* [GIVEN INSTRUCTION]: All of the material should be reproduced exactly, with pictures left out.

* [SUPPLIED RECORDS]:

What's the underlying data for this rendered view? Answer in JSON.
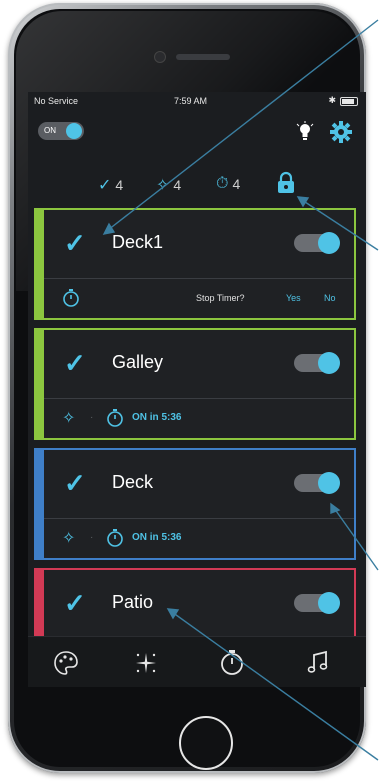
{
  "status_bar": {
    "carrier": "No Service",
    "time": "7:59 AM"
  },
  "header": {
    "power_label": "ON"
  },
  "stats": {
    "checked_count": "4",
    "effects_count": "4",
    "timers_count": "4"
  },
  "zones": [
    {
      "name": "Deck1",
      "color": "#8cc63f",
      "on": true,
      "stop_timer_label": "Stop Timer?",
      "yes_label": "Yes",
      "no_label": "No"
    },
    {
      "name": "Galley",
      "color": "#8cc63f",
      "on": true,
      "timer_text": "ON in 5:36"
    },
    {
      "name": "Deck",
      "color": "#3f7fc8",
      "on": true,
      "timer_text": "ON in 5:36"
    },
    {
      "name": "Patio",
      "color": "#d23a55",
      "on": true
    }
  ],
  "tabs": [
    {
      "icon": "palette-icon"
    },
    {
      "icon": "sparkle-icon"
    },
    {
      "icon": "timer-icon"
    },
    {
      "icon": "music-icon"
    }
  ],
  "colors": {
    "accent": "#4fc3e6",
    "screen_bg": "#1b1d20",
    "callout_line": "#3a7ea0"
  }
}
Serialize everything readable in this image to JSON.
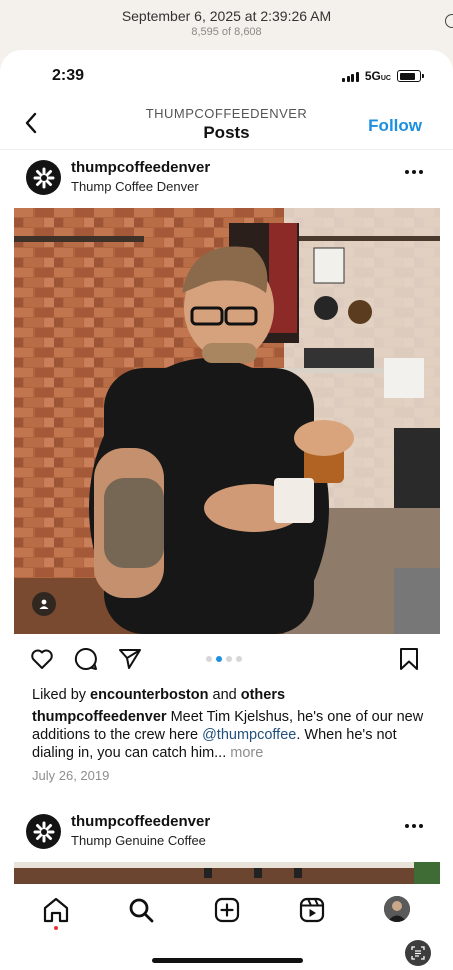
{
  "photos_header": {
    "date": "September 6, 2025 at 2:39:26 AM",
    "count": "8,595 of 8,608"
  },
  "status_bar": {
    "time": "2:39",
    "network": "5G",
    "network_suffix": "UC"
  },
  "nav": {
    "username": "THUMPCOFFEEDENVER",
    "title": "Posts",
    "follow_label": "Follow"
  },
  "post1": {
    "username": "thumpcoffeedenver",
    "subtitle": "Thump Coffee Denver",
    "liked_prefix": "Liked by",
    "liked_user": "encounterboston",
    "liked_and": "and",
    "liked_others": "others",
    "caption_user": "thumpcoffeedenver",
    "caption_text": "Meet Tim Kjelshus, he's one of our new additions to the crew here",
    "caption_mention": "@thumpcoffee",
    "caption_text2": ". When he's not dialing in,  you can catch him...",
    "more_label": "more",
    "date": "July 26, 2019",
    "carousel": {
      "count": 4,
      "active_index": 1
    }
  },
  "post2": {
    "username": "thumpcoffeedenver",
    "subtitle": "Thump Genuine Coffee"
  },
  "colors": {
    "accent": "#1d8fe0",
    "notification": "#e33333"
  },
  "icons": [
    "back-chevron-icon",
    "more-icon",
    "heart-icon",
    "comment-icon",
    "share-icon",
    "bookmark-icon",
    "home-icon",
    "search-icon",
    "create-icon",
    "reels-icon",
    "profile-icon",
    "tag-person-icon"
  ]
}
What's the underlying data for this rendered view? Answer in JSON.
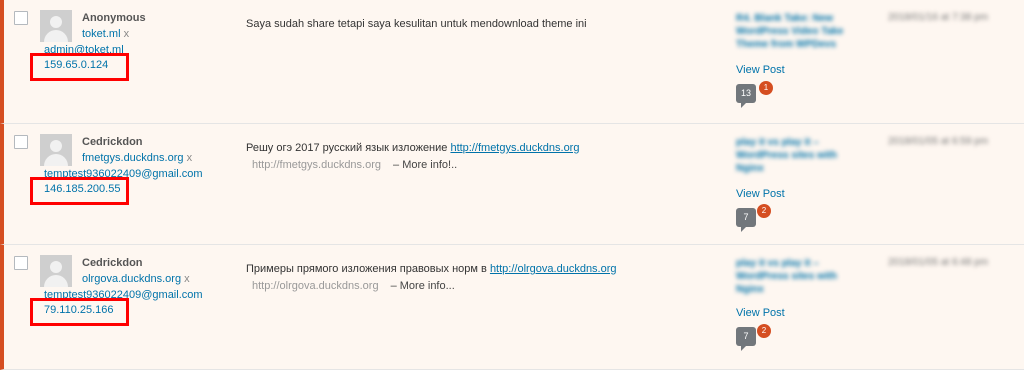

* [EXERCISE SOLUTION]:
What's the underlying data for this rendered view? Answer in JSON.
{
  "status_bar": {
    "carrier": "No Service",
    "time": "7:59 AM"
  },
  "header": {
    "power_label": "ON"
  },
  "stats": {
    "checked_count": "4",
    "effects_count": "4",
    "timers_count": "4"
  },
  "zones": [
    {
      "name": "Deck1",
      "color": "#8cc63f",
      "on": true,
      "stop_timer_label": "Stop Timer?",
      "yes_label": "Yes",
      "no_label": "No"
    },
    {
      "name": "Galley",
      "color": "#8cc63f",
      "on": true,
      "timer_text": "ON in 5:36"
    },
    {
      "name": "Deck",
      "color": "#3f7fc8",
      "on": true,
      "timer_text": "ON in 5:36"
    },
    {
      "name": "Patio",
      "color": "#d23a55",
      "on": true
    }
  ],
  "tabs": [
    {
      "icon": "palette-icon"
    },
    {
      "icon": "sparkle-icon"
    },
    {
      "icon": "timer-icon"
    },
    {
      "icon": "music-icon"
    }
  ],
  "colors": {
    "accent": "#4fc3e6",
    "screen_bg": "#1b1d20",
    "callout_line": "#3a7ea0"
  }
}
Serialize everything readable in this image to JSON.
{
  "photos_header": {
    "date": "September 6, 2025 at 2:39:26 AM",
    "count": "8,595 of 8,608"
  },
  "status_bar": {
    "time": "2:39",
    "network": "5G",
    "network_suffix": "UC"
  },
  "nav": {
    "username": "THUMPCOFFEEDENVER",
    "title": "Posts",
    "follow_label": "Follow"
  },
  "post1": {
    "username": "thumpcoffeedenver",
    "subtitle": "Thump Coffee Denver",
    "liked_prefix": "Liked by",
    "liked_user": "encounterboston",
    "liked_and": "and",
    "liked_others": "others",
    "caption_user": "thumpcoffeedenver",
    "caption_text": "Meet Tim Kjelshus, he's one of our new additions to the crew here",
    "caption_mention": "@thumpcoffee",
    "caption_text2": ". When he's not dialing in,  you can catch him...",
    "more_label": "more",
    "date": "July 26, 2019",
    "carousel": {
      "count": 4,
      "active_index": 1
    }
  },
  "post2": {
    "username": "thumpcoffeedenver",
    "subtitle": "Thump Genuine Coffee"
  },
  "colors": {
    "accent": "#1d8fe0",
    "notification": "#e33333"
  },
  "icons": [
    "back-chevron-icon",
    "more-icon",
    "heart-icon",
    "comment-icon",
    "share-icon",
    "bookmark-icon",
    "home-icon",
    "search-icon",
    "create-icon",
    "reels-icon",
    "profile-icon",
    "tag-person-icon"
  ]
}
What's the underlying data for this rendered view? Answer in JSON.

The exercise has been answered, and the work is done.